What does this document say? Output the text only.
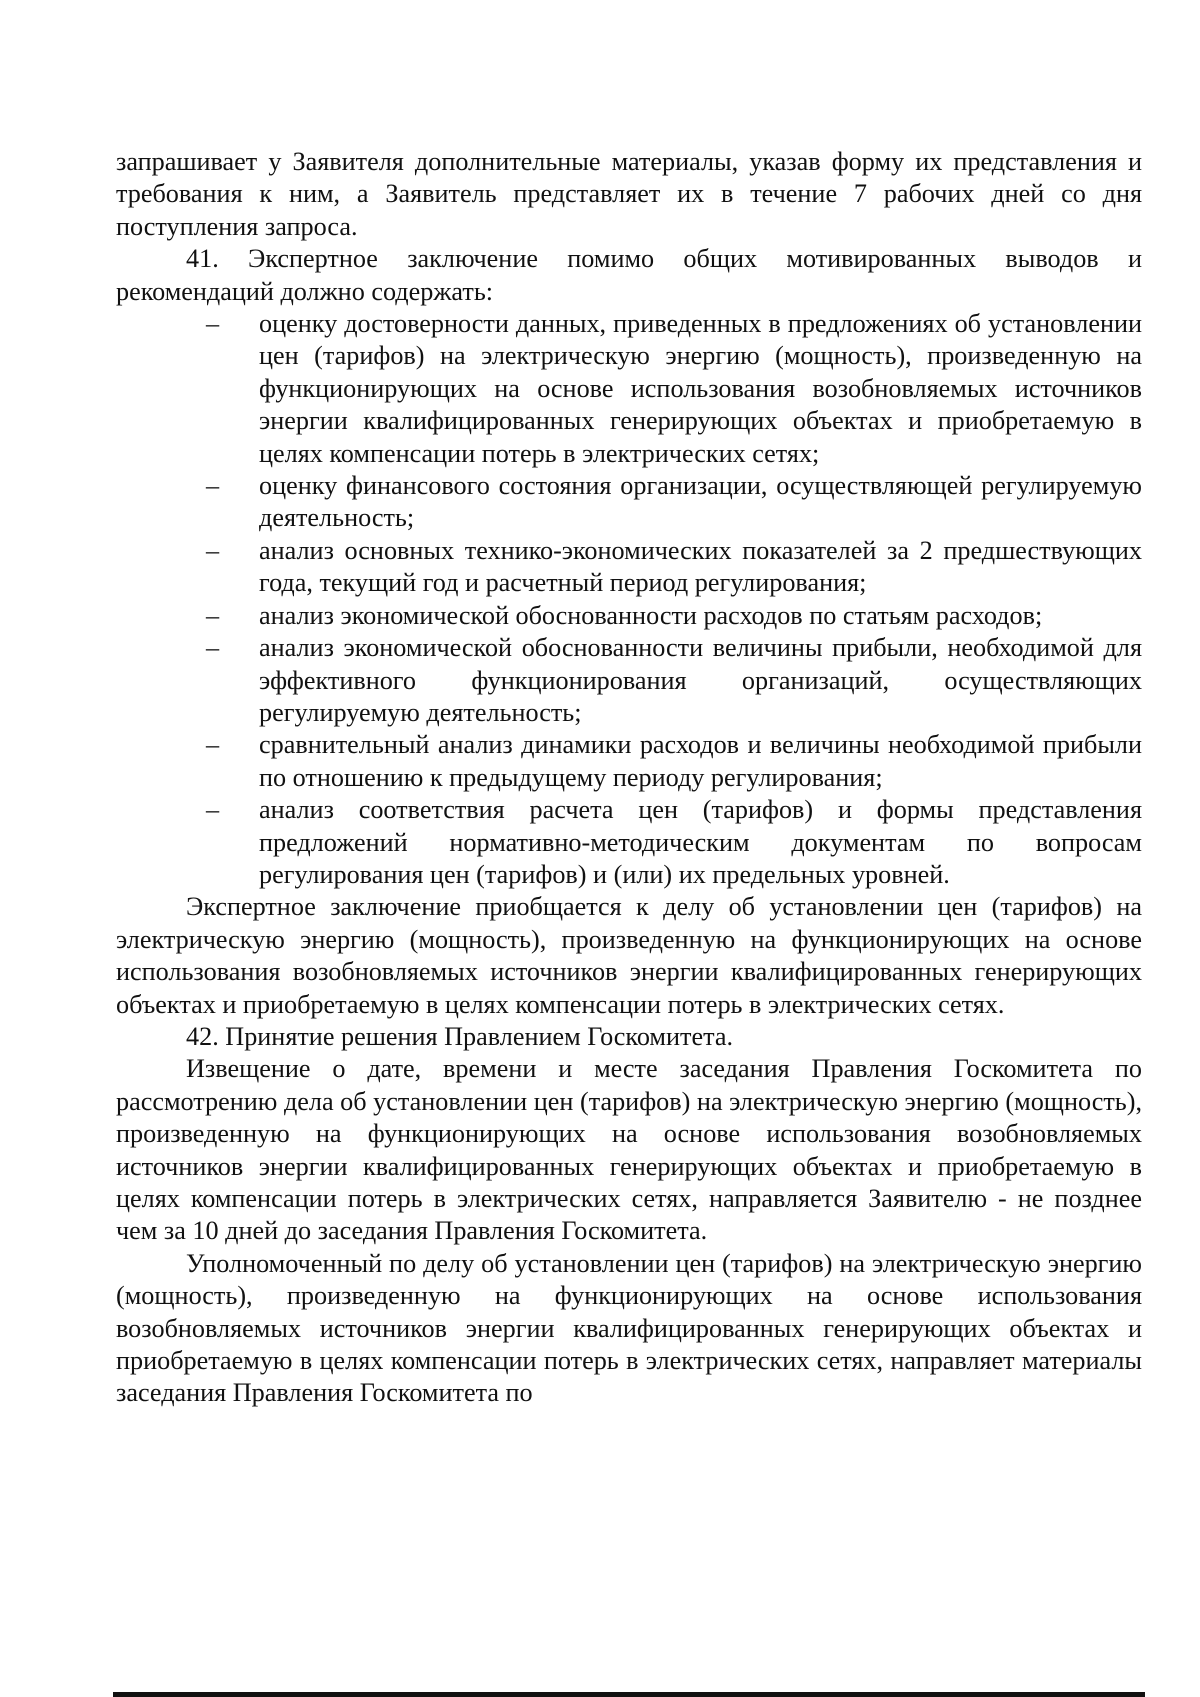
запрашивает у Заявителя дополнительные материалы, указав форму их представления и требования к ним, а Заявитель представляет их в течение 7 рабочих дней со дня поступления запроса.

41. Экспертное заключение помимо общих мотивированных выводов и рекомендаций должно содержать:

– оценку достоверности данных, приведенных в предложениях об установлении цен (тарифов) на электрическую энергию (мощность), произведенную на функционирующих на основе использования возобновляемых источников энергии квалифицированных генерирующих объектах и приобретаемую в целях компенсации потерь в электрических сетях;
– оценку финансового состояния организации, осуществляющей регулируемую деятельность;
– анализ основных технико-экономических показателей за 2 предшествующих года, текущий год и расчетный период регулирования;
– анализ экономической обоснованности расходов по статьям расходов;
– анализ экономической обоснованности величины прибыли, необходимой для эффективного функционирования организаций, осуществляющих регулируемую деятельность;
– сравнительный анализ динамики расходов и величины необходимой прибыли по отношению к предыдущему периоду регулирования;
– анализ соответствия расчета цен (тарифов) и формы представления предложений нормативно-методическим документам по вопросам регулирования цен (тарифов) и (или) их предельных уровней.

Экспертное заключение приобщается к делу об установлении цен (тарифов) на электрическую энергию (мощность), произведенную на функционирующих на основе использования возобновляемых источников энергии квалифицированных генерирующих объектах и приобретаемую в целях компенсации потерь в электрических сетях.

42. Принятие решения Правлением Госкомитета.

Извещение о дате, времени и месте заседания Правления Госкомитета по рассмотрению дела об установлении цен (тарифов) на электрическую энергию (мощность), произведенную на функционирующих на основе использования возобновляемых источников энергии квалифицированных генерирующих объектах и приобретаемую в целях компенсации потерь в электрических сетях, направляется Заявителю - не позднее чем за 10 дней до заседания Правления Госкомитета.

Уполномоченный по делу об установлении цен (тарифов) на электрическую энергию (мощность), произведенную на функционирующих на основе использования возобновляемых источников энергии квалифицированных генерирующих объектах и приобретаемую в целях компенсации потерь в электрических сетях, направляет материалы заседания Правления Госкомитета по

*Exercise:*
Pull out every line above that holds the word "анализ".

*Solved exercise:*
– анализ основных технико-экономических показателей за 2 предшествующих года, текущий год и расчетный период регулирования;
– анализ экономической обоснованности расходов по статьям расходов;
– анализ экономической обоснованности величины прибыли, необходимой для эффективного функционирования организаций, осуществляющих регулируемую деятельность;
– сравнительный анализ динамики расходов и величины необходимой прибыли по отношению к предыдущему периоду регулирования;
– анализ соответствия расчета цен (тарифов) и формы представления предложений нормативно-методическим документам по вопросам регулирования цен (тарифов) и (или) их предельных уровней.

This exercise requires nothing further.